INSTRUCTIONS FOR THE TASK |
Your task is to copy the listing exactly. Drop any pictures from the copy.

DATASET RECORDS |
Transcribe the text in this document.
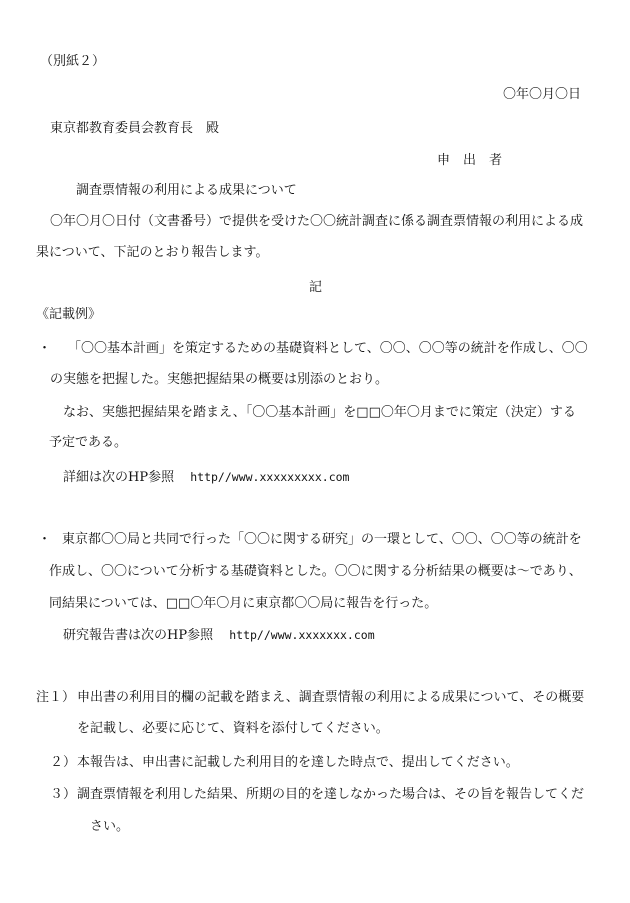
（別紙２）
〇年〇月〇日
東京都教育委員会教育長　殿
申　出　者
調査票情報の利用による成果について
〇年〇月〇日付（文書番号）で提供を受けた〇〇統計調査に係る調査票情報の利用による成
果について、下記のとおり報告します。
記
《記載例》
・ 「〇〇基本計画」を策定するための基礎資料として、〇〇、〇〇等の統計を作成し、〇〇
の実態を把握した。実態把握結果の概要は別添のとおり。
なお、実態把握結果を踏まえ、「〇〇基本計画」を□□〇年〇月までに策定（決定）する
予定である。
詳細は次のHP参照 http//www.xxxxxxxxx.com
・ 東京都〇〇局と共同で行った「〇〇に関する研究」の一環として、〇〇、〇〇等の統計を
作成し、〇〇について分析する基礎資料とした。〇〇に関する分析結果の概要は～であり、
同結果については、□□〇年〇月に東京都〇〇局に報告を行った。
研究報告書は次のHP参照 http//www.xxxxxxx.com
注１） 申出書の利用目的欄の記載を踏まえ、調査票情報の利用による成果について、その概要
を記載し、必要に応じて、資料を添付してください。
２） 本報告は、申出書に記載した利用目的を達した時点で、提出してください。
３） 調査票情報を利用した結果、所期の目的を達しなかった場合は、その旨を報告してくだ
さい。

RESPONSE BELOW |
Transcribe the text in this document.
（別紙２）
〇年〇月〇日
東京都教育委員会教育長　殿
申　出　者
調査票情報の利用による成果について
〇年〇月〇日付（文書番号）で提供を受けた〇〇統計調査に係る調査票情報の利用による成
果について、下記のとおり報告します。
記
《記載例》
・ 「〇〇基本計画」を策定するための基礎資料として、〇〇、〇〇等の統計を作成し、〇〇
の実態を把握した。実態把握結果の概要は別添のとおり。
なお、実態把握結果を踏まえ、「〇〇基本計画」を□□〇年〇月までに策定（決定）する
予定である。
詳細は次のHP参照 http//www.xxxxxxxxx.com
・ 東京都〇〇局と共同で行った「〇〇に関する研究」の一環として、〇〇、〇〇等の統計を
作成し、〇〇について分析する基礎資料とした。〇〇に関する分析結果の概要は～であり、
同結果については、□□〇年〇月に東京都〇〇局に報告を行った。
研究報告書は次のHP参照 http//www.xxxxxxx.com
注１） 申出書の利用目的欄の記載を踏まえ、調査票情報の利用による成果について、その概要
を記載し、必要に応じて、資料を添付してください。
２） 本報告は、申出書に記載した利用目的を達した時点で、提出してください。
３） 調査票情報を利用した結果、所期の目的を達しなかった場合は、その旨を報告してくだ
さい。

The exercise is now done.